> SET PROBLEM: Write out the material again exactly, please, and omit the pictures.

═══ GIVEN DATA

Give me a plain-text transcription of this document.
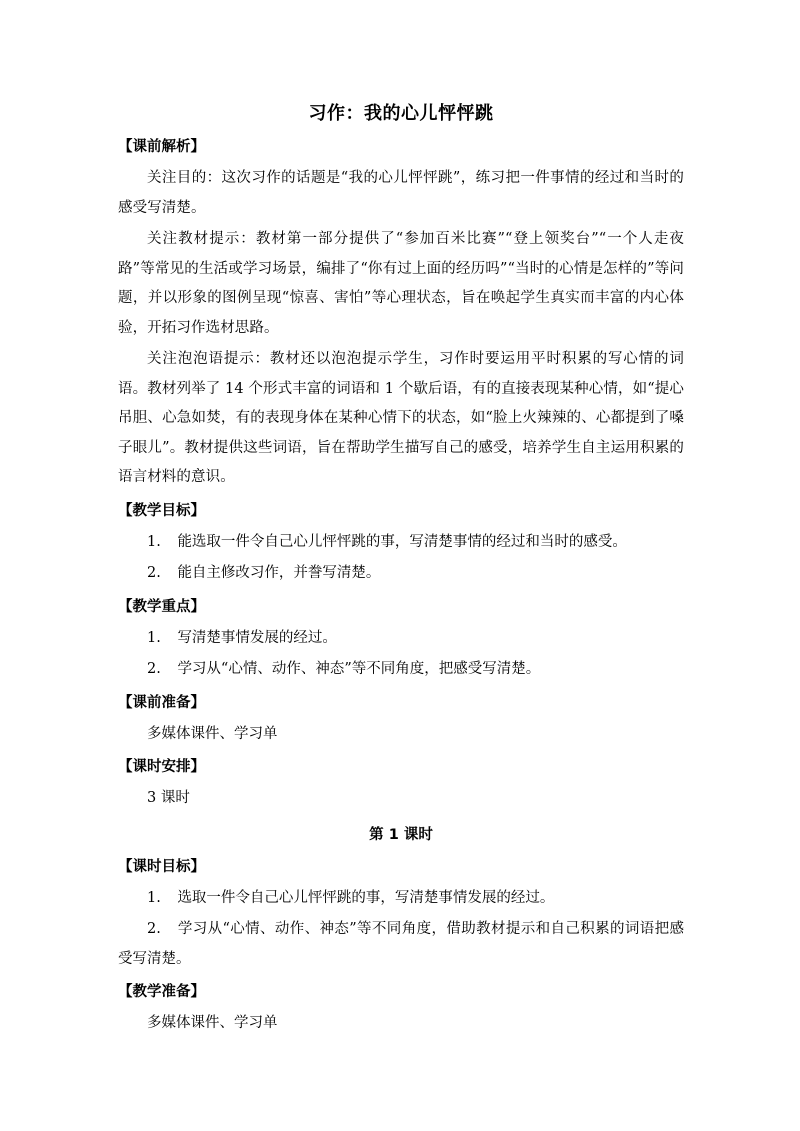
习作：我的心儿怦怦跳
【课前解析】

关注目的：这次习作的话题是“我的心儿怦怦跳”，练习把一件事情的经过和当时的感受写清楚。

关注教材提示：教材第一部分提供了“参加百米比赛”“登上领奖台”“一个人走夜路”等常见的生活或学习场景，编排了“你有过上面的经历吗”“当时的心情是怎样的”等问题，并以形象的图例呈现“惊喜、害怕”等心理状态，旨在唤起学生真实而丰富的内心体验，开拓习作选材思路。

关注泡泡语提示：教材还以泡泡提示学生，习作时要运用平时积累的写心情的词语。教材列举了 14 个形式丰富的词语和 1 个歇后语，有的直接表现某种心情，如“提心吊胆、心急如焚，有的表现身体在某种心情下的状态，如“脸上火辣辣的、心都提到了嗓子眼儿”。教材提供这些词语，旨在帮助学生描写自己的感受，培养学生自主运用积累的语言材料的意识。

【教学目标】

1. 能选取一件令自己心儿怦怦跳的事，写清楚事情的经过和当时的感受。

2. 能自主修改习作，并誊写清楚。

【教学重点】

1. 写清楚事情发展的经过。

2. 学习从“心情、动作、神态”等不同角度，把感受写清楚。

【课前准备】

多媒体课件、学习单

【课时安排】

3 课时

第 1 课时
【课时目标】

1. 选取一件令自己心儿怦怦跳的事，写清楚事情发展的经过。

2. 学习从“心情、动作、神态”等不同角度，借助教材提示和自己积累的词语把感受写清楚。

【教学准备】

多媒体课件、学习单
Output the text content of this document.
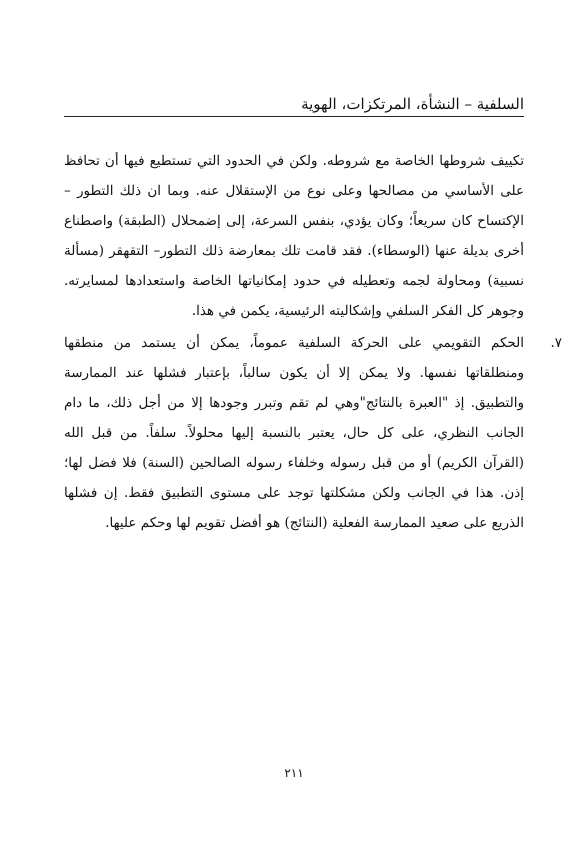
السلفية – النشأة، المرتكزات، الهوية

تكييف شروطها الخاصة مع شروطه. ولكن في الحدود التي تستطيع فيها أن تحافظ على الأساسي من مصالحها وعلى نوع من الإستقلال عنه. وبما ان ذلك التطور – الإكتساح كان سريعاً؛ وكان يؤدي، بنفس السرعة، إلى إضمحلال (الطبقة) واصطناع أخرى بديلة عنها (الوسطاء). فقد قامت تلك بمعارضة ذلك التطور– التقهقر (مسألة نسبية) ومحاولة لجمه وتعطيله في حدود إمكانياتها الخاصة واستعدادها لمسايرته. وجوهر كل الفكر السلفي وإشكاليته الرئيسية، يكمن في هذا.

٧.

الحكم التقويمي على الحركة السلفية عموماً، يمكن أن يستمد من منطقها ومنطلقاتها نفسها. ولا يمكن إلا أن يكون سالباً، بإعتبار فشلها عند الممارسة والتطبيق. إذ "العبرة بالنتائج"وهي لم تقم وتبرر وجودها إلا من أجل ذلك، ما دام الجانب النظري، على كل حال، يعتبر بالنسبة إليها محلولاً. سلفاً. من قبل الله (القرآن الكريم) أو من قبل رسوله وخلفاء رسوله الصالحين (السنة) فلا فضل لها؛ إذن. هذا في الجانب ولكن مشكلتها توجد على مستوى التطبيق فقط. إن فشلها الذريع على صعيد الممارسة الفعلية (النتائج) هو أفضل تقويم لها وحكم عليها.

٢١١
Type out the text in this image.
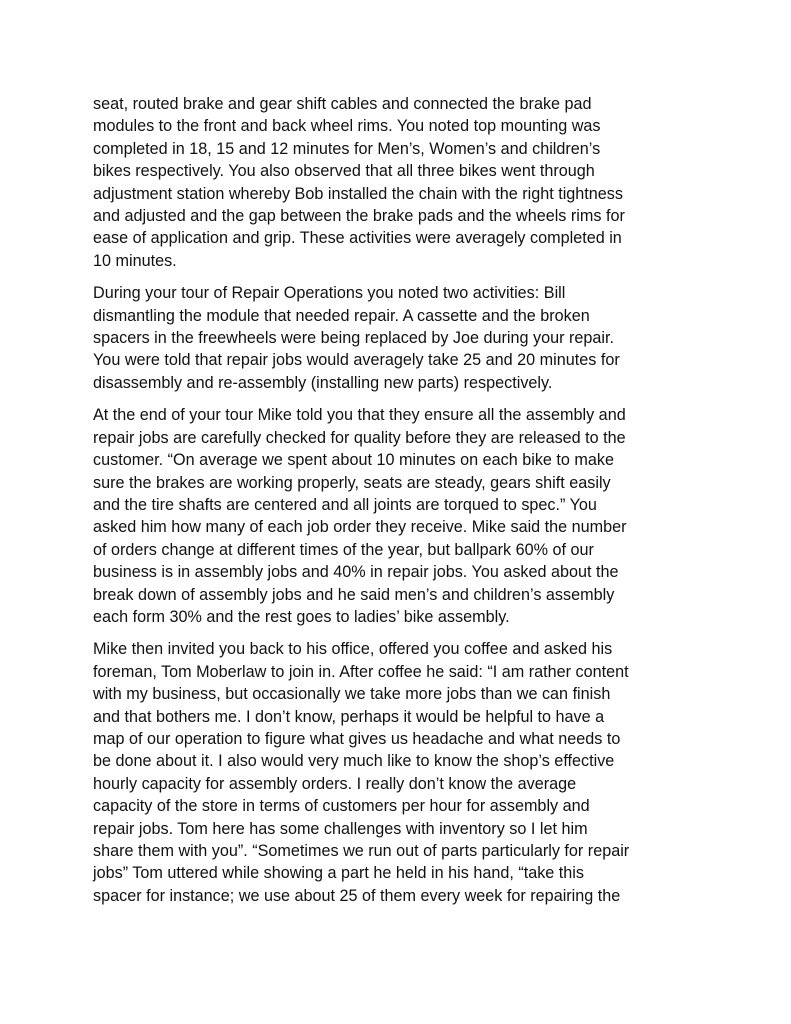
seat, routed brake and gear shift cables and connected the brake pad
modules to the front and back wheel rims. You noted top mounting was
completed in 18, 15 and 12 minutes for Men’s, Women’s and children’s
bikes respectively. You also observed that all three bikes went through
adjustment station whereby Bob installed the chain with the right tightness
and adjusted and the gap between the brake pads and the wheels rims for
ease of application and grip. These activities were averagely completed in
10 minutes.

During your tour of Repair Operations you noted two activities: Bill
dismantling the module that needed repair. A cassette and the broken
spacers in the freewheels were being replaced by Joe during your repair.
You were told that repair jobs would averagely take 25 and 20 minutes for
disassembly and re-assembly (installing new parts) respectively.

At the end of your tour Mike told you that they ensure all the assembly and
repair jobs are carefully checked for quality before they are released to the
customer. “On average we spent about 10 minutes on each bike to make
sure the brakes are working properly, seats are steady, gears shift easily
and the tire shafts are centered and all joints are torqued to spec.” You
asked him how many of each job order they receive. Mike said the number
of orders change at different times of the year, but ballpark 60% of our
business is in assembly jobs and 40% in repair jobs. You asked about the
break down of assembly jobs and he said men’s and children’s assembly
each form 30% and the rest goes to ladies’ bike assembly.

Mike then invited you back to his office, offered you coffee and asked his
foreman, Tom Moberlaw to join in. After coffee he said: “I am rather content
with my business, but occasionally we take more jobs than we can finish
and that bothers me. I don’t know, perhaps it would be helpful to have a
map of our operation to figure what gives us headache and what needs to
be done about it. I also would very much like to know the shop’s effective
hourly capacity for assembly orders. I really don’t know the average
capacity of the store in terms of customers per hour for assembly and
repair jobs. Tom here has some challenges with inventory so I let him
share them with you”. “Sometimes we run out of parts particularly for repair
jobs” Tom uttered while showing a part he held in his hand, “take this
spacer for instance; we use about 25 of them every week for repairing the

══════

> OUTPUT BELOW:
Give me a plain-text transcription of this document.
习作：我的心儿怦怦跳
【课前解析】

关注目的：这次习作的话题是“我的心儿怦怦跳”，练习把一件事情的经过和当时的感受写清楚。

关注教材提示：教材第一部分提供了“参加百米比赛”“登上领奖台”“一个人走夜路”等常见的生活或学习场景，编排了“你有过上面的经历吗”“当时的心情是怎样的”等问题，并以形象的图例呈现“惊喜、害怕”等心理状态，旨在唤起学生真实而丰富的内心体验，开拓习作选材思路。

关注泡泡语提示：教材还以泡泡提示学生，习作时要运用平时积累的写心情的词语。教材列举了 14 个形式丰富的词语和 1 个歇后语，有的直接表现某种心情，如“提心吊胆、心急如焚，有的表现身体在某种心情下的状态，如“脸上火辣辣的、心都提到了嗓子眼儿”。教材提供这些词语，旨在帮助学生描写自己的感受，培养学生自主运用积累的语言材料的意识。

【教学目标】

1. 能选取一件令自己心儿怦怦跳的事，写清楚事情的经过和当时的感受。

2. 能自主修改习作，并誊写清楚。

【教学重点】

1. 写清楚事情发展的经过。

2. 学习从“心情、动作、神态”等不同角度，把感受写清楚。

【课前准备】

多媒体课件、学习单

【课时安排】

3 课时

第 1 课时
【课时目标】

1. 选取一件令自己心儿怦怦跳的事，写清楚事情发展的经过。

2. 学习从“心情、动作、神态”等不同角度，借助教材提示和自己积累的词语把感受写清楚。

【教学准备】

多媒体课件、学习单
Output the text content of this document.
السلفية – النشأة، المرتكزات، الهوية

تكييف شروطها الخاصة مع شروطه. ولكن في الحدود التي تستطيع فيها أن تحافظ على الأساسي من مصالحها وعلى نوع من الإستقلال عنه. وبما ان ذلك التطور – الإكتساح كان سريعاً؛ وكان يؤدي، بنفس السرعة، إلى إضمحلال (الطبقة) واصطناع أخرى بديلة عنها (الوسطاء). فقد قامت تلك بمعارضة ذلك التطور– التقهقر (مسألة نسبية) ومحاولة لجمه وتعطيله في حدود إمكانياتها الخاصة واستعدادها لمسايرته. وجوهر كل الفكر السلفي وإشكاليته الرئيسية، يكمن في هذا.

٧.

الحكم التقويمي على الحركة السلفية عموماً، يمكن أن يستمد من منطقها ومنطلقاتها نفسها. ولا يمكن إلا أن يكون سالباً، بإعتبار فشلها عند الممارسة والتطبيق. إذ "العبرة بالنتائج"وهي لم تقم وتبرر وجودها إلا من أجل ذلك، ما دام الجانب النظري، على كل حال، يعتبر بالنسبة إليها محلولاً. سلفاً. من قبل الله (القرآن الكريم) أو من قبل رسوله وخلفاء رسوله الصالحين (السنة) فلا فضل لها؛ إذن. هذا في الجانب ولكن مشكلتها توجد على مستوى التطبيق فقط. إن فشلها الذريع على صعيد الممارسة الفعلية (النتائج) هو أفضل تقويم لها وحكم عليها.

٢١١
Type out the text in this image.
seat, routed brake and gear shift cables and connected the brake pad
modules to the front and back wheel rims. You noted top mounting was
completed in 18, 15 and 12 minutes for Men’s, Women’s and children’s
bikes respectively. You also observed that all three bikes went through
adjustment station whereby Bob installed the chain with the right tightness
and adjusted and the gap between the brake pads and the wheels rims for
ease of application and grip. These activities were averagely completed in
10 minutes.

During your tour of Repair Operations you noted two activities: Bill
dismantling the module that needed repair. A cassette and the broken
spacers in the freewheels were being replaced by Joe during your repair.
You were told that repair jobs would averagely take 25 and 20 minutes for
disassembly and re-assembly (installing new parts) respectively.

At the end of your tour Mike told you that they ensure all the assembly and
repair jobs are carefully checked for quality before they are released to the
customer. “On average we spent about 10 minutes on each bike to make
sure the brakes are working properly, seats are steady, gears shift easily
and the tire shafts are centered and all joints are torqued to spec.” You
asked him how many of each job order they receive. Mike said the number
of orders change at different times of the year, but ballpark 60% of our
business is in assembly jobs and 40% in repair jobs. You asked about the
break down of assembly jobs and he said men’s and children’s assembly
each form 30% and the rest goes to ladies’ bike assembly.

Mike then invited you back to his office, offered you coffee and asked his
foreman, Tom Moberlaw to join in. After coffee he said: “I am rather content
with my business, but occasionally we take more jobs than we can finish
and that bothers me. I don’t know, perhaps it would be helpful to have a
map of our operation to figure what gives us headache and what needs to
be done about it. I also would very much like to know the shop’s effective
hourly capacity for assembly orders. I really don’t know the average
capacity of the store in terms of customers per hour for assembly and
repair jobs. Tom here has some challenges with inventory so I let him
share them with you”. “Sometimes we run out of parts particularly for repair
jobs” Tom uttered while showing a part he held in his hand, “take this
spacer for instance; we use about 25 of them every week for repairing the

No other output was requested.